[Stored records]
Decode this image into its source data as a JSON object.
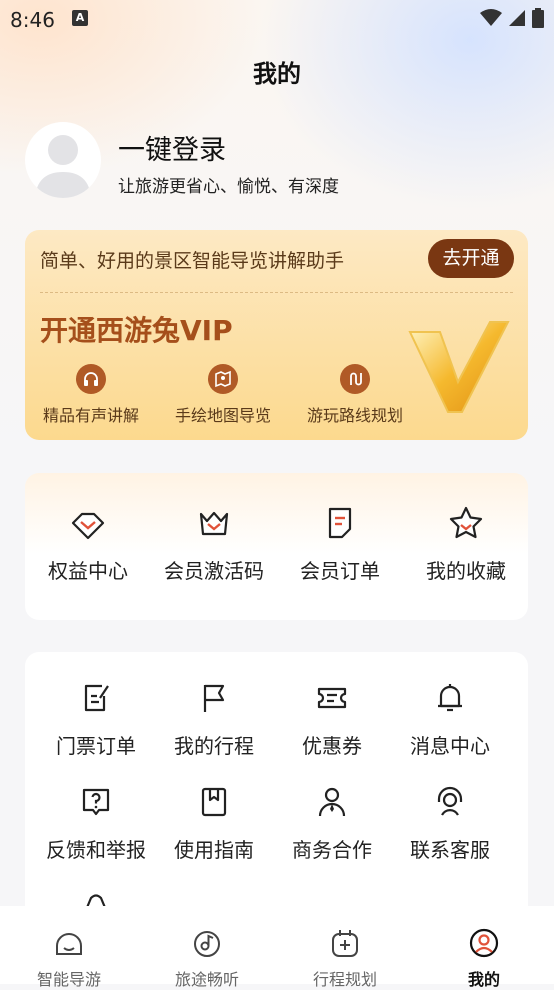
{
  "status_bar": {
    "time": "8:46",
    "badge": "A"
  },
  "page_title": "我的",
  "login": {
    "title": "一键登录",
    "subtitle": "让旅游更省心、愉悦、有深度"
  },
  "vip": {
    "tagline": "简单、好用的景区智能导览讲解助手",
    "cta": "去开通",
    "title": "开通西游兔VIP",
    "features": [
      {
        "label": "精品有声讲解",
        "icon": "headphones-icon"
      },
      {
        "label": "手绘地图导览",
        "icon": "map-pin-icon"
      },
      {
        "label": "游玩路线规划",
        "icon": "route-icon"
      }
    ]
  },
  "member_items": [
    {
      "label": "权益中心",
      "icon": "diamond-icon"
    },
    {
      "label": "会员激活码",
      "icon": "crown-icon"
    },
    {
      "label": "会员订单",
      "icon": "order-icon"
    },
    {
      "label": "我的收藏",
      "icon": "star-icon"
    }
  ],
  "service_items": [
    {
      "label": "门票订单",
      "icon": "ticket-edit-icon"
    },
    {
      "label": "我的行程",
      "icon": "flag-icon"
    },
    {
      "label": "优惠券",
      "icon": "coupon-icon"
    },
    {
      "label": "消息中心",
      "icon": "bell-icon"
    },
    {
      "label": "反馈和举报",
      "icon": "question-icon"
    },
    {
      "label": "使用指南",
      "icon": "guide-book-icon"
    },
    {
      "label": "商务合作",
      "icon": "person-icon"
    },
    {
      "label": "联系客服",
      "icon": "headset-icon"
    }
  ],
  "tabs": [
    {
      "label": "智能导游",
      "icon": "home-icon"
    },
    {
      "label": "旅途畅听",
      "icon": "music-icon"
    },
    {
      "label": "行程规划",
      "icon": "plan-icon"
    },
    {
      "label": "我的",
      "icon": "profile-icon"
    }
  ],
  "colors": {
    "accent": "#a54f1b",
    "vip_button": "#7a3712",
    "member_icon": "#e0523a"
  }
}
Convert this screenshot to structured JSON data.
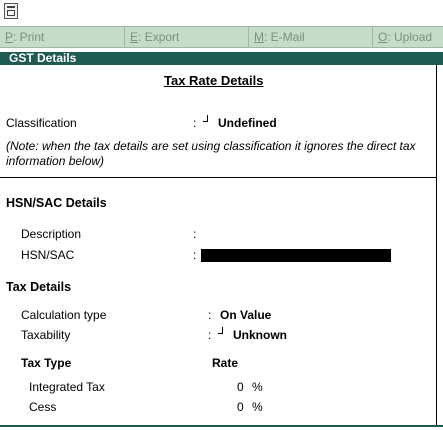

— Instruction —
Pictures are excluded; output everything else in the data verbatim.

— Reply —
Decode this image into its source data as a JSON object.
{
  "status_bar": {
    "time": "8:46",
    "badge": "A"
  },
  "page_title": "我的",
  "login": {
    "title": "一键登录",
    "subtitle": "让旅游更省心、愉悦、有深度"
  },
  "vip": {
    "tagline": "简单、好用的景区智能导览讲解助手",
    "cta": "去开通",
    "title": "开通西游兔VIP",
    "features": [
      {
        "label": "精品有声讲解",
        "icon": "headphones-icon"
      },
      {
        "label": "手绘地图导览",
        "icon": "map-pin-icon"
      },
      {
        "label": "游玩路线规划",
        "icon": "route-icon"
      }
    ]
  },
  "member_items": [
    {
      "label": "权益中心",
      "icon": "diamond-icon"
    },
    {
      "label": "会员激活码",
      "icon": "crown-icon"
    },
    {
      "label": "会员订单",
      "icon": "order-icon"
    },
    {
      "label": "我的收藏",
      "icon": "star-icon"
    }
  ],
  "service_items": [
    {
      "label": "门票订单",
      "icon": "ticket-edit-icon"
    },
    {
      "label": "我的行程",
      "icon": "flag-icon"
    },
    {
      "label": "优惠券",
      "icon": "coupon-icon"
    },
    {
      "label": "消息中心",
      "icon": "bell-icon"
    },
    {
      "label": "反馈和举报",
      "icon": "question-icon"
    },
    {
      "label": "使用指南",
      "icon": "guide-book-icon"
    },
    {
      "label": "商务合作",
      "icon": "person-icon"
    },
    {
      "label": "联系客服",
      "icon": "headset-icon"
    }
  ],
  "tabs": [
    {
      "label": "智能导游",
      "icon": "home-icon"
    },
    {
      "label": "旅途畅听",
      "icon": "music-icon"
    },
    {
      "label": "行程规划",
      "icon": "plan-icon"
    },
    {
      "label": "我的",
      "icon": "profile-icon"
    }
  ],
  "colors": {
    "accent": "#a54f1b",
    "vip_button": "#7a3712",
    "member_icon": "#e0523a"
  }
}
Convert this screenshot to structured JSON data.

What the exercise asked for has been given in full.